— BEGIN INPUT ROWS —
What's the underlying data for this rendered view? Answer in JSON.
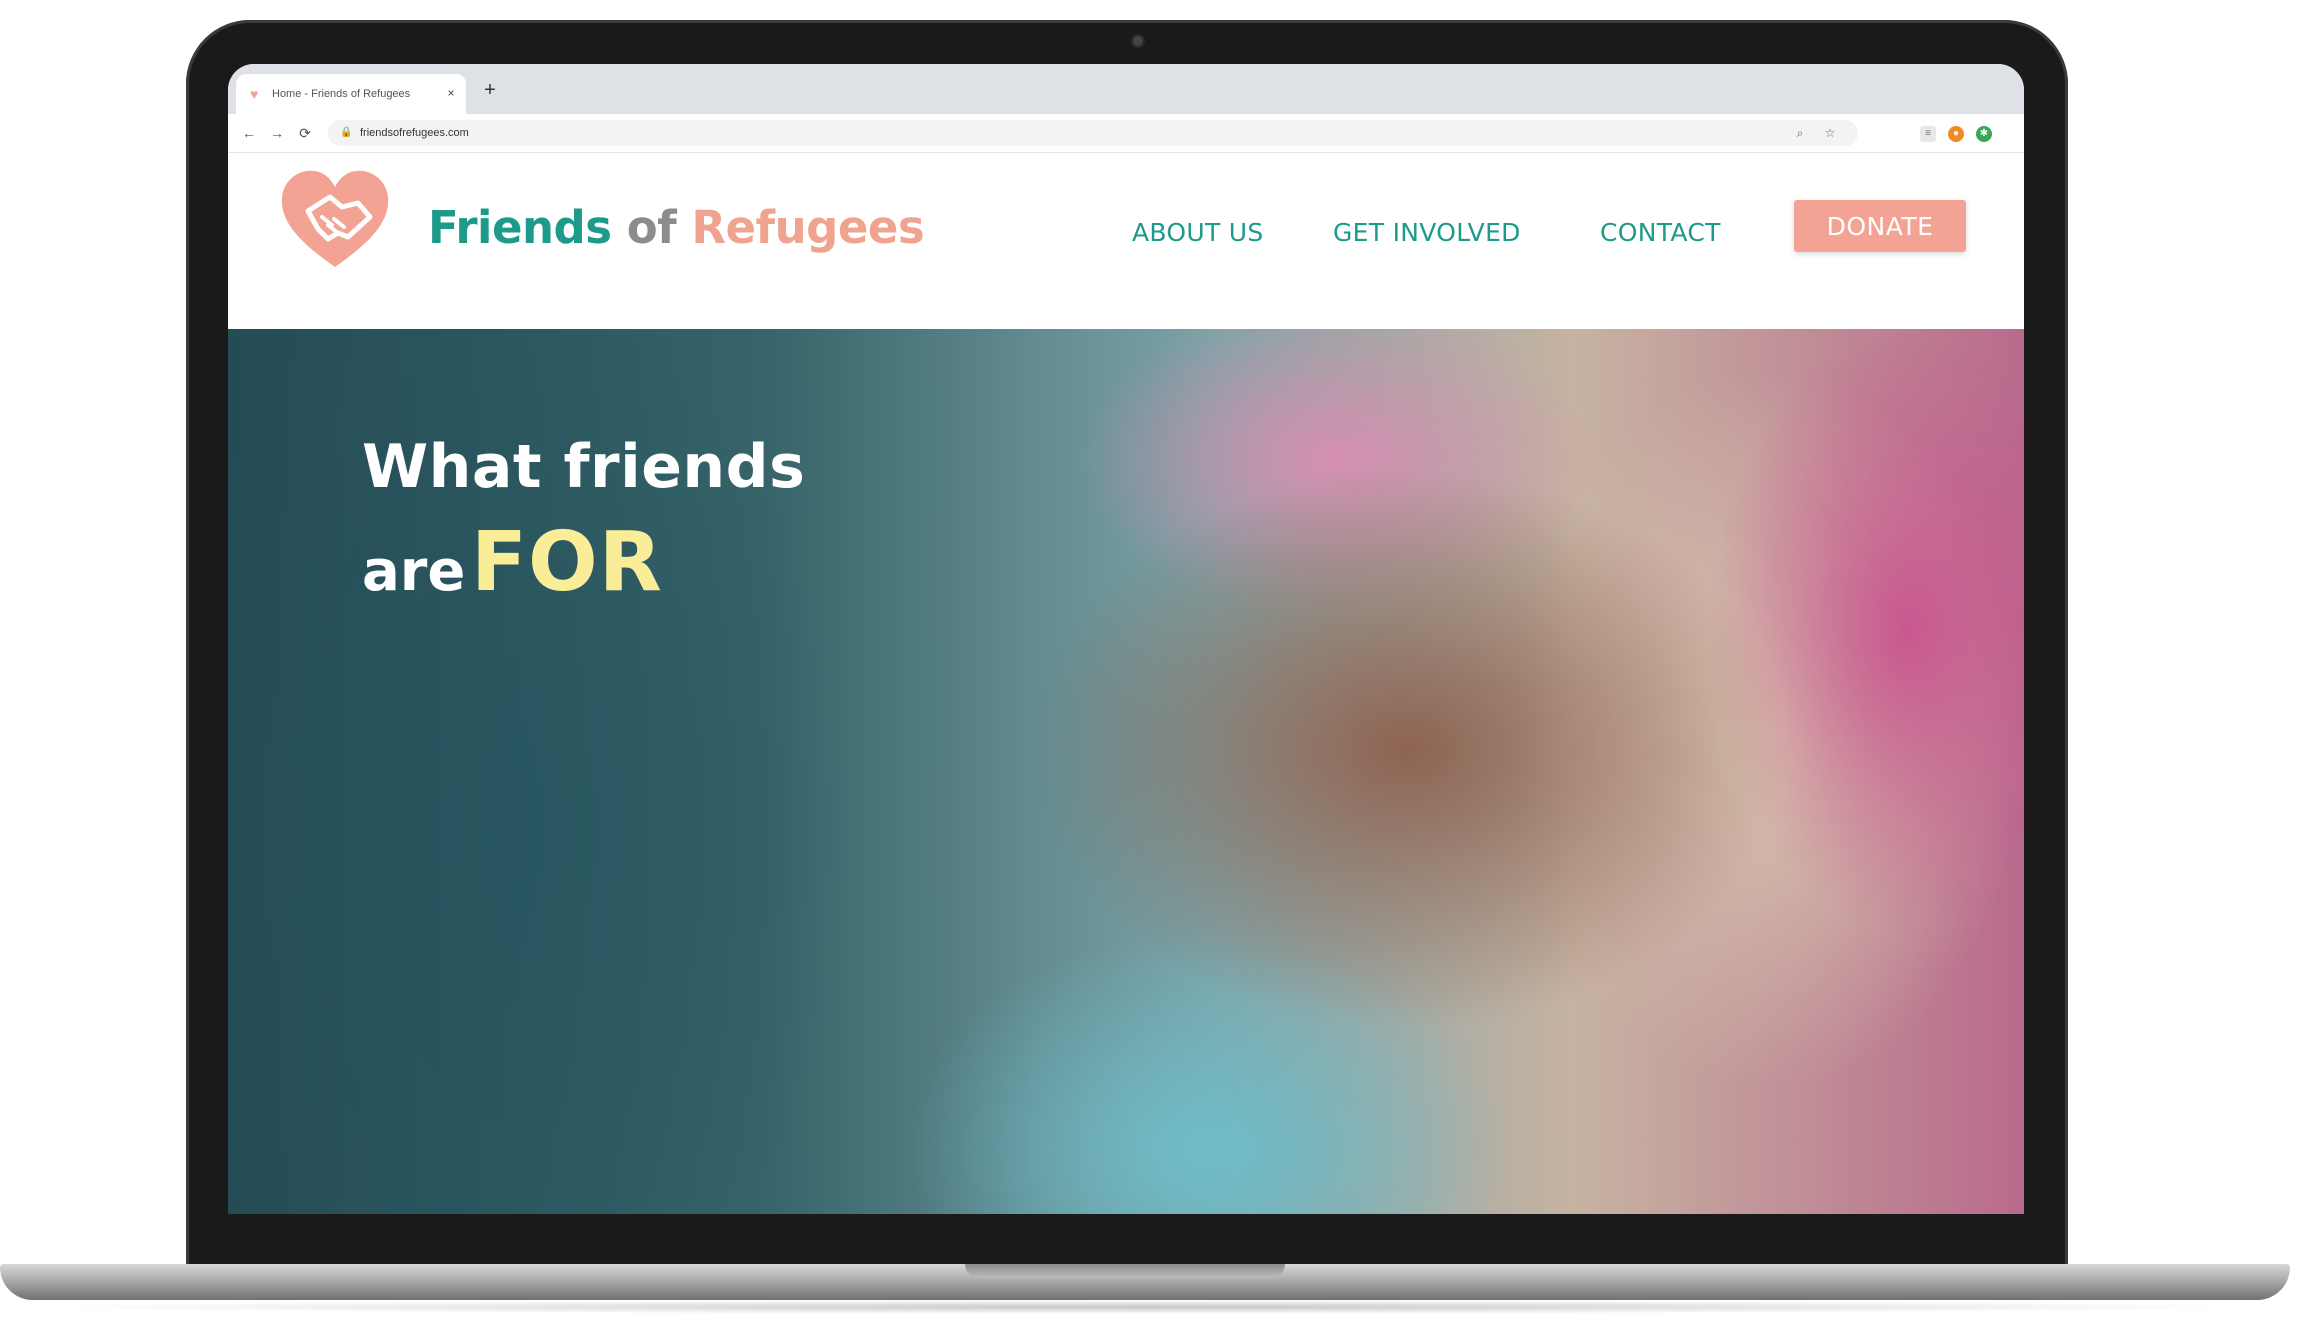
{
  "browser": {
    "tab_title": "Home - Friends of Refugees",
    "tab_close": "×",
    "new_tab": "+",
    "url": "friendsofrefugees.com",
    "nav": {
      "back": "←",
      "forward": "→",
      "reload": "⟳"
    }
  },
  "site": {
    "brand": {
      "friends": "Friends",
      "of": "of",
      "refugees": "Refugees"
    },
    "nav": {
      "about": "ABOUT US",
      "get_involved": "GET INVOLVED",
      "contact": "CONTACT",
      "donate": "DONATE"
    },
    "hero": {
      "line1": "What friends",
      "line2_prefix": "are",
      "line2_emphasis": "FOR"
    }
  },
  "colors": {
    "teal": "#1e9a8b",
    "salmon": "#f2a393",
    "gray": "#8c8c8c",
    "hero_yellow": "#faed98"
  },
  "icons": [
    "heart-handshake-icon",
    "lock-icon",
    "zoom-icon",
    "star-icon",
    "extension-icon"
  ]
}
— END INPUT ROWS —
**WHAT IS BEING ASKED:**
Repeat all of the data above word for word, minus the pictures.

**RESULT:**
What's the underlying data for this rendered view? Answer in JSON.
{
  "browser": {
    "tab_title": "Home - Friends of Refugees",
    "tab_close": "×",
    "new_tab": "+",
    "url": "friendsofrefugees.com",
    "nav": {
      "back": "←",
      "forward": "→",
      "reload": "⟳"
    }
  },
  "site": {
    "brand": {
      "friends": "Friends",
      "of": "of",
      "refugees": "Refugees"
    },
    "nav": {
      "about": "ABOUT US",
      "get_involved": "GET INVOLVED",
      "contact": "CONTACT",
      "donate": "DONATE"
    },
    "hero": {
      "line1": "What friends",
      "line2_prefix": "are",
      "line2_emphasis": "FOR"
    }
  },
  "colors": {
    "teal": "#1e9a8b",
    "salmon": "#f2a393",
    "gray": "#8c8c8c",
    "hero_yellow": "#faed98"
  },
  "icons": [
    "heart-handshake-icon",
    "lock-icon",
    "zoom-icon",
    "star-icon",
    "extension-icon"
  ]
}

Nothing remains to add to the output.